▸ **WHAT TO DO**:
Provide the records once more, identical to the original.

▸ **PROVIDED ENTRIES**:
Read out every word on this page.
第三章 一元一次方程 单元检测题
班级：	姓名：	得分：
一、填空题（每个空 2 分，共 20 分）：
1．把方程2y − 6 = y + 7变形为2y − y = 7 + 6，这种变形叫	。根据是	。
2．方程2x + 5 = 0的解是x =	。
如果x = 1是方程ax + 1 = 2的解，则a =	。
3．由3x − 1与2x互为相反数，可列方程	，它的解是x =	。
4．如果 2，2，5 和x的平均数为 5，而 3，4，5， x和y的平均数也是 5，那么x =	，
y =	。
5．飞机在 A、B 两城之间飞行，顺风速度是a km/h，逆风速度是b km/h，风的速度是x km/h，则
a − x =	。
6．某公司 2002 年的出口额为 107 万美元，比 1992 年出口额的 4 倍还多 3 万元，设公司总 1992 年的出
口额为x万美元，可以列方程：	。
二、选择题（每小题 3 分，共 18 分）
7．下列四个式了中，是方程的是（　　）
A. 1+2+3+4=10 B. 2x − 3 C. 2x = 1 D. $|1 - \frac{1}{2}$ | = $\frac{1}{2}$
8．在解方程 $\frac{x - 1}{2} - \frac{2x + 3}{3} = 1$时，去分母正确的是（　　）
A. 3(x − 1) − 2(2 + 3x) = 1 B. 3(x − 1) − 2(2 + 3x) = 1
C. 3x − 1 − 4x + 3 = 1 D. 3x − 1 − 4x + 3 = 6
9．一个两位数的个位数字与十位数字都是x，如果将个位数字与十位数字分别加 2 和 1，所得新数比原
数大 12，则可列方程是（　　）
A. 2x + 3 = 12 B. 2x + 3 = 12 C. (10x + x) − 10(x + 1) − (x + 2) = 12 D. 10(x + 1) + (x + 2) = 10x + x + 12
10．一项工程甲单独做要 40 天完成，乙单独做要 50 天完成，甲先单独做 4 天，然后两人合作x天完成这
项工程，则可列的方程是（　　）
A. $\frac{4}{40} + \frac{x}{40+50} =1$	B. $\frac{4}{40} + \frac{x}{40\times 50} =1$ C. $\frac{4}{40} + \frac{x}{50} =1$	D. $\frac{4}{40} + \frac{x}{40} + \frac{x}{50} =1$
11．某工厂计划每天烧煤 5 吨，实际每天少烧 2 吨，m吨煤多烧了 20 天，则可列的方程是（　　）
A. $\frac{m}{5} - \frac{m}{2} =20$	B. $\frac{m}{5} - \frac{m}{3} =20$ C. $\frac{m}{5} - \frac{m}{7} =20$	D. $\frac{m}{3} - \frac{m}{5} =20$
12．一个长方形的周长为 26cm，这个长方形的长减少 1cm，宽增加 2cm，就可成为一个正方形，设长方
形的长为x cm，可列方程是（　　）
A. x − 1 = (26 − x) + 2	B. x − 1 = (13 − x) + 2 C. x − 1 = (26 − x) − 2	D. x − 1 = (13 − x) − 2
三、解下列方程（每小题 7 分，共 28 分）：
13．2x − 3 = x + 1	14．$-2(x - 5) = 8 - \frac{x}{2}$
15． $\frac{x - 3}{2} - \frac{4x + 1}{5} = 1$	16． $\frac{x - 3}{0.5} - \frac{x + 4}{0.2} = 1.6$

▸ **TASK SOLUTION**:
Read out every word on this page.
第三章 一元一次方程 单元检测题
班级：	姓名：	得分：
一、填空题（每个空 2 分，共 20 分）：
1．把方程2y − 6 = y + 7变形为2y − y = 7 + 6，这种变形叫	。根据是	。
2．方程2x + 5 = 0的解是x =	。
如果x = 1是方程ax + 1 = 2的解，则a =	。
3．由3x − 1与2x互为相反数，可列方程	，它的解是x =	。
4．如果 2，2，5 和x的平均数为 5，而 3，4，5， x和y的平均数也是 5，那么x =	，
y =	。
5．飞机在 A、B 两城之间飞行，顺风速度是a km/h，逆风速度是b km/h，风的速度是x km/h，则
a − x =	。
6．某公司 2002 年的出口额为 107 万美元，比 1992 年出口额的 4 倍还多 3 万元，设公司总 1992 年的出
口额为x万美元，可以列方程：	。
二、选择题（每小题 3 分，共 18 分）
7．下列四个式了中，是方程的是（　　）
A. 1+2+3+4=10 B. 2x − 3 C. 2x = 1 D. $|1 - \frac{1}{2}$ | = $\frac{1}{2}$
8．在解方程 $\frac{x - 1}{2} - \frac{2x + 3}{3} = 1$时，去分母正确的是（　　）
A. 3(x − 1) − 2(2 + 3x) = 1 B. 3(x − 1) − 2(2 + 3x) = 1
C. 3x − 1 − 4x + 3 = 1 D. 3x − 1 − 4x + 3 = 6
9．一个两位数的个位数字与十位数字都是x，如果将个位数字与十位数字分别加 2 和 1，所得新数比原
数大 12，则可列方程是（　　）
A. 2x + 3 = 12 B. 2x + 3 = 12 C. (10x + x) − 10(x + 1) − (x + 2) = 12 D. 10(x + 1) + (x + 2) = 10x + x + 12
10．一项工程甲单独做要 40 天完成，乙单独做要 50 天完成，甲先单独做 4 天，然后两人合作x天完成这
项工程，则可列的方程是（　　）
A. $\frac{4}{40} + \frac{x}{40+50} =1$	B. $\frac{4}{40} + \frac{x}{40\times 50} =1$ C. $\frac{4}{40} + \frac{x}{50} =1$	D. $\frac{4}{40} + \frac{x}{40} + \frac{x}{50} =1$
11．某工厂计划每天烧煤 5 吨，实际每天少烧 2 吨，m吨煤多烧了 20 天，则可列的方程是（　　）
A. $\frac{m}{5} - \frac{m}{2} =20$	B. $\frac{m}{5} - \frac{m}{3} =20$ C. $\frac{m}{5} - \frac{m}{7} =20$	D. $\frac{m}{3} - \frac{m}{5} =20$
12．一个长方形的周长为 26cm，这个长方形的长减少 1cm，宽增加 2cm，就可成为一个正方形，设长方
形的长为x cm，可列方程是（　　）
A. x − 1 = (26 − x) + 2	B. x − 1 = (13 − x) + 2 C. x − 1 = (26 − x) − 2	D. x − 1 = (13 − x) − 2
三、解下列方程（每小题 7 分，共 28 分）：
13．2x − 3 = x + 1	14．$-2(x - 5) = 8 - \frac{x}{2}$
15． $\frac{x - 3}{2} - \frac{4x + 1}{5} = 1$	16． $\frac{x - 3}{0.5} - \frac{x + 4}{0.2} = 1.6$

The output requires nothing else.